[Data entries]
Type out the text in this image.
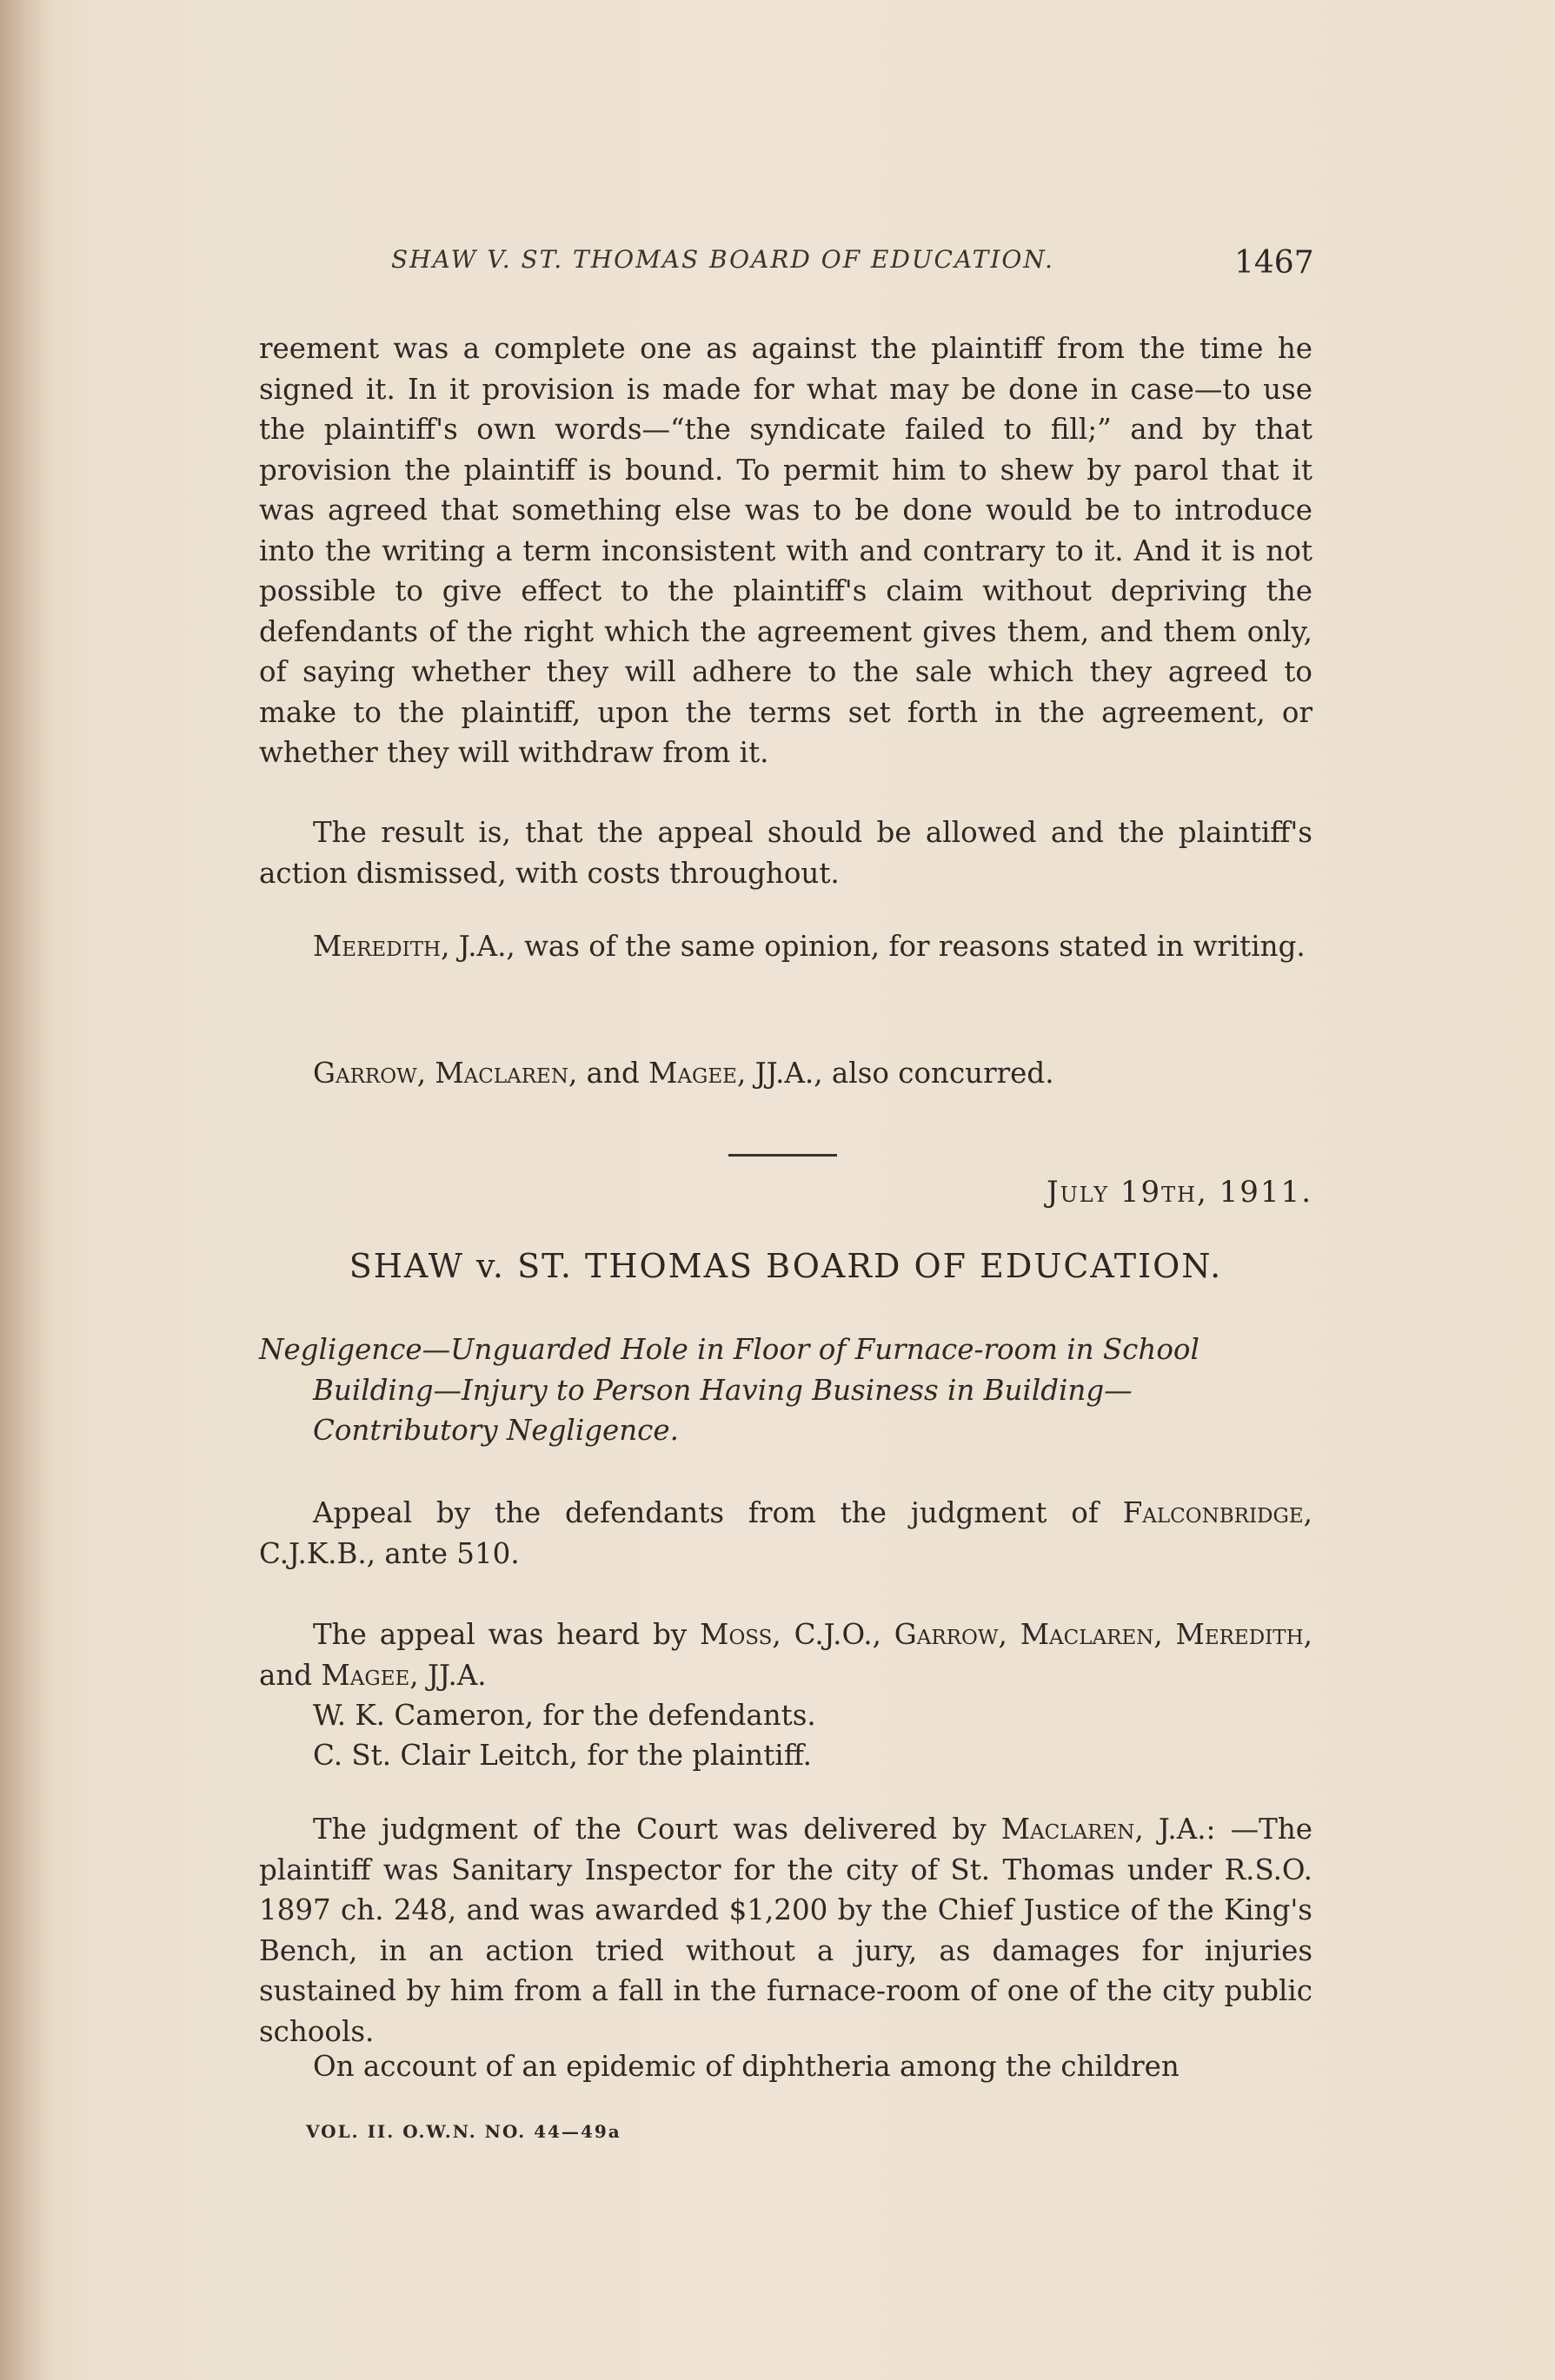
SHAW V. ST. THOMAS BOARD OF EDUCATION.	1467
reement was a complete one as against the plaintiff from the time he signed it. In it provision is made for what may be done in case—to use the plaintiff's own words—“the syndicate failed to fill;” and by that provision the plaintiff is bound. To permit him to shew by parol that it was agreed that something else was to be done would be to introduce into the writing a term inconsistent with and contrary to it. And it is not possible to give effect to the plaintiff's claim without depriving the defendants of the right which the agreement gives them, and them only, of saying whether they will adhere to the sale which they agreed to make to the plaintiff, upon the terms set forth in the agreement, or whether they will withdraw from it.
The result is, that the appeal should be allowed and the plaintiff's action dismissed, with costs throughout.
Meredith, J.A., was of the same opinion, for reasons stated in writing.
Garrow, Maclaren, and Magee, JJ.A., also concurred.
July 19th, 1911.
SHAW v. ST. THOMAS BOARD OF EDUCATION.
Negligence—Unguarded Hole in Floor of Furnace-room in School Building—Injury to Person Having Business in Building—Contributory Negligence.
Appeal by the defendants from the judgment of Falconbridge, C.J.K.B., ante 510.
The appeal was heard by Moss, C.J.O., Garrow, Maclaren, Meredith, and Magee, JJ.A.
W. K. Cameron, for the defendants.
C. St. Clair Leitch, for the plaintiff.
The judgment of the Court was delivered by Maclaren, J.A.: —The plaintiff was Sanitary Inspector for the city of St. Thomas under R.S.O. 1897 ch. 248, and was awarded $1,200 by the Chief Justice of the King's Bench, in an action tried without a jury, as damages for injuries sustained by him from a fall in the furnace-room of one of the city public schools.
On account of an epidemic of diphtheria among the children
VOL. II. O.W.N. NO. 44—49a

• _What is being asked_:
Which lines include "Garrow"? Copy each of them out.

• _Complete response_:
Garrow, Maclaren, and Magee, JJ.A., also concurred.
The appeal was heard by Moss, C.J.O., Garrow, Maclaren, Meredith, and Magee, JJ.A.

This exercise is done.